What is being asked:
Quote all of the data that follows exactly as written, skipping the images.

(Stored records)
★ ★ ★ ★ ★ ★ ★

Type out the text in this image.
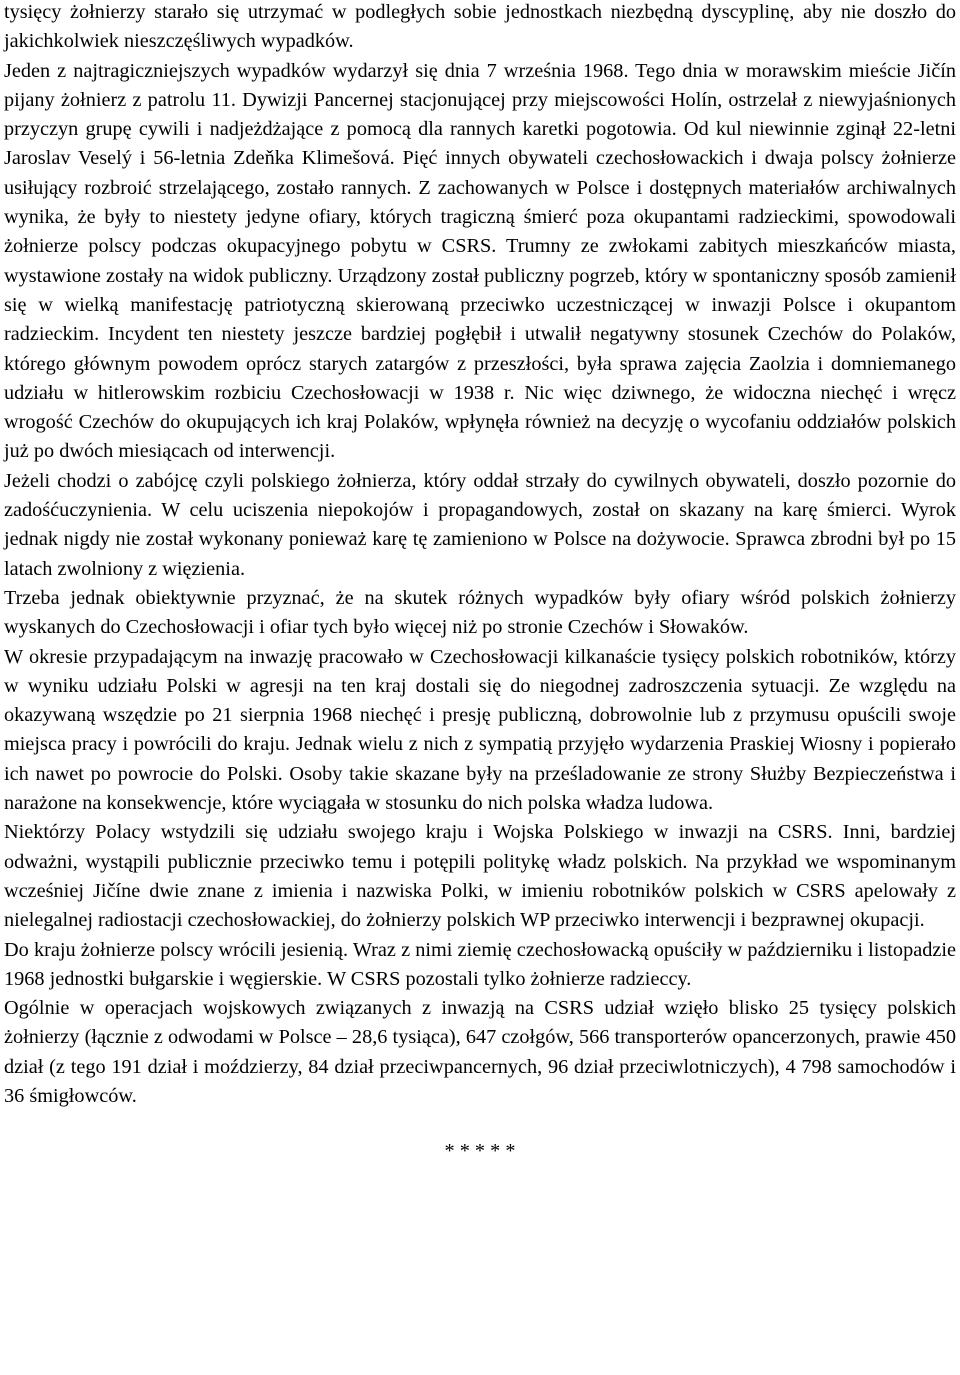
tysięcy żołnierzy starało się utrzymać w podległych sobie jednostkach niezbędną dyscyplinę, aby nie doszło do jakichkolwiek nieszczęśliwych wypadków.

Jeden z najtragiczniejszych wypadków wydarzył się dnia 7 września 1968. Tego dnia w morawskim mieście Jičín pijany żołnierz z patrolu 11. Dywizji Pancernej stacjonującej przy miejscowości Holín, ostrzelał z niewyjaśnionych przyczyn grupę cywili i nadjeżdżające z pomocą dla rannych karetki pogotowia. Od kul niewinnie zginął 22-letni Jaroslav Veselý i 56-letnia Zdeňka Klimešová. Pięć innych obywateli czechosłowackich i dwaja polscy żołnierze usiłujący rozbroić strzelającego, zostało rannych. Z zachowanych w Polsce i dostępnych materiałów archiwalnych wynika, że były to niestety jedyne ofiary, których tragiczną śmierć poza okupantami radzieckimi, spowodowali żołnierze polscy podczas okupacyjnego pobytu w CSRS. Trumny ze zwłokami zabitych mieszkańców miasta, wystawione zostały na widok publiczny. Urządzony został publiczny pogrzeb, który w spontaniczny sposób zamienił się w wielką manifestację patriotyczną skierowaną przeciwko uczestniczącej w inwazji Polsce i okupantom radzieckim. Incydent ten niestety jeszcze bardziej pogłębił i utwalił negatywny stosunek Czechów do Polaków, którego głównym powodem oprócz starych zatargów z przeszłości, była sprawa zajęcia Zaolzia i domniemanego udziału w hitlerowskim rozbiciu Czechosłowacji w 1938 r. Nic więc dziwnego, że widoczna niechęć i wręcz wrogość Czechów do okupujących ich kraj Polaków, wpłynęła również na decyzję o wycofaniu oddziałów polskich już po dwóch miesiącach od interwencji.

Jeżeli chodzi o zabójcę czyli polskiego żołnierza, który oddał strzały do cywilnych obywateli, doszło pozornie do zadośćuczynienia. W celu uciszenia niepokojów i propagandowych, został on skazany na karę śmierci. Wyrok jednak nigdy nie został wykonany ponieważ karę tę zamieniono w Polsce na dożywocie. Sprawca zbrodni był po 15 latach zwolniony z więzienia.

Trzeba jednak obiektywnie przyznać, że na skutek różnych wypadków były ofiary wśród polskich żołnierzy wyskanych do Czechosłowacji i ofiar tych było więcej niż po stronie Czechów i Słowaków.

W okresie przypadającym na inwazję pracowało w Czechosłowacji kilkanaście tysięcy polskich robotników, którzy w wyniku udziału Polski w agresji na ten kraj dostali się do niegodnej zadroszczenia sytuacji. Ze względu na okazywaną wszędzie po 21 sierpnia 1968 niechęć i presję publiczną, dobrowolnie lub z przymusu opuścili swoje miejsca pracy i powrócili do kraju. Jednak wielu z nich z sympatią przyjęło wydarzenia Praskiej Wiosny i popierało ich nawet po powrocie do Polski. Osoby takie skazane były na prześladowanie ze strony Służby Bezpieczeństwa i narażone na konsekwencje, które wyciągała w stosunku do nich polska władza ludowa.

Niektórzy Polacy wstydzili się udziału swojego kraju i Wojska Polskiego w inwazji na CSRS. Inni, bardziej odważni, wystąpili publicznie przeciwko temu i potępili politykę władz polskich. Na przykład we wspominanym wcześniej Jičíne dwie znane z imienia i nazwiska Polki, w imieniu robotników polskich w CSRS apelowały z nielegalnej radiostacji czechosłowackiej, do żołnierzy polskich WP przeciwko interwencji i bezprawnej okupacji.

Do kraju żołnierze polscy wrócili jesienią. Wraz z nimi ziemię czechosłowacką opuściły w październiku i listopadzie 1968 jednostki bułgarskie i węgierskie. W CSRS pozostali tylko żołnierze radzieccy.

Ogólnie w operacjach wojskowych związanych z inwazją na CSRS udział wzięło blisko 25 tysięcy polskich żołnierzy (łącznie z odwodami w Polsce – 28,6 tysiąca), 647 czołgów, 566 transporterów opancerzonych, prawie 450 dział (z tego 191 dział i moździerzy, 84 dział przeciwpancernych, 96 dział przeciwlotniczych), 4 798 samochodów i 36 śmigłowców.

* * * * *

★ ★ ★ ★ ★ ★ ★

Exercise output:
Type out the text in this image.
tysięcy żołnierzy starało się utrzymać w podległych sobie jednostkach niezbędną dyscyplinę, aby nie doszło do jakichkolwiek nieszczęśliwych wypadków.

Jeden z najtragiczniejszych wypadków wydarzył się dnia 7 września 1968. Tego dnia w morawskim mieście Jičín pijany żołnierz z patrolu 11. Dywizji Pancernej stacjonującej przy miejscowości Holín, ostrzelał z niewyjaśnionych przyczyn grupę cywili i nadjeżdżające z pomocą dla rannych karetki pogotowia. Od kul niewinnie zginął 22-letni Jaroslav Veselý i 56-letnia Zdeňka Klimešová. Pięć innych obywateli czechosłowackich i dwaja polscy żołnierze usiłujący rozbroić strzelającego, zostało rannych. Z zachowanych w Polsce i dostępnych materiałów archiwalnych wynika, że były to niestety jedyne ofiary, których tragiczną śmierć poza okupantami radzieckimi, spowodowali żołnierze polscy podczas okupacyjnego pobytu w CSRS. Trumny ze zwłokami zabitych mieszkańców miasta, wystawione zostały na widok publiczny. Urządzony został publiczny pogrzeb, który w spontaniczny sposób zamienił się w wielką manifestację patriotyczną skierowaną przeciwko uczestniczącej w inwazji Polsce i okupantom radzieckim. Incydent ten niestety jeszcze bardziej pogłębił i utwalił negatywny stosunek Czechów do Polaków, którego głównym powodem oprócz starych zatargów z przeszłości, była sprawa zajęcia Zaolzia i domniemanego udziału w hitlerowskim rozbiciu Czechosłowacji w 1938 r. Nic więc dziwnego, że widoczna niechęć i wręcz wrogość Czechów do okupujących ich kraj Polaków, wpłynęła również na decyzję o wycofaniu oddziałów polskich już po dwóch miesiącach od interwencji.

Jeżeli chodzi o zabójcę czyli polskiego żołnierza, który oddał strzały do cywilnych obywateli, doszło pozornie do zadośćuczynienia. W celu uciszenia niepokojów i propagandowych, został on skazany na karę śmierci. Wyrok jednak nigdy nie został wykonany ponieważ karę tę zamieniono w Polsce na dożywocie. Sprawca zbrodni był po 15 latach zwolniony z więzienia.

Trzeba jednak obiektywnie przyznać, że na skutek różnych wypadków były ofiary wśród polskich żołnierzy wyskanych do Czechosłowacji i ofiar tych było więcej niż po stronie Czechów i Słowaków.

W okresie przypadającym na inwazję pracowało w Czechosłowacji kilkanaście tysięcy polskich robotników, którzy w wyniku udziału Polski w agresji na ten kraj dostali się do niegodnej zadroszczenia sytuacji. Ze względu na okazywaną wszędzie po 21 sierpnia 1968 niechęć i presję publiczną, dobrowolnie lub z przymusu opuścili swoje miejsca pracy i powrócili do kraju. Jednak wielu z nich z sympatią przyjęło wydarzenia Praskiej Wiosny i popierało ich nawet po powrocie do Polski. Osoby takie skazane były na prześladowanie ze strony Służby Bezpieczeństwa i narażone na konsekwencje, które wyciągała w stosunku do nich polska władza ludowa.

Niektórzy Polacy wstydzili się udziału swojego kraju i Wojska Polskiego w inwazji na CSRS. Inni, bardziej odważni, wystąpili publicznie przeciwko temu i potępili politykę władz polskich. Na przykład we wspominanym wcześniej Jičíne dwie znane z imienia i nazwiska Polki, w imieniu robotników polskich w CSRS apelowały z nielegalnej radiostacji czechosłowackiej, do żołnierzy polskich WP przeciwko interwencji i bezprawnej okupacji.

Do kraju żołnierze polscy wrócili jesienią. Wraz z nimi ziemię czechosłowacką opuściły w październiku i listopadzie 1968 jednostki bułgarskie i węgierskie. W CSRS pozostali tylko żołnierze radzieccy.

Ogólnie w operacjach wojskowych związanych z inwazją na CSRS udział wzięło blisko 25 tysięcy polskich żołnierzy (łącznie z odwodami w Polsce – 28,6 tysiąca), 647 czołgów, 566 transporterów opancerzonych, prawie 450 dział (z tego 191 dział i moździerzy, 84 dział przeciwpancernych, 96 dział przeciwlotniczych), 4 798 samochodów i 36 śmigłowców.

* * * * *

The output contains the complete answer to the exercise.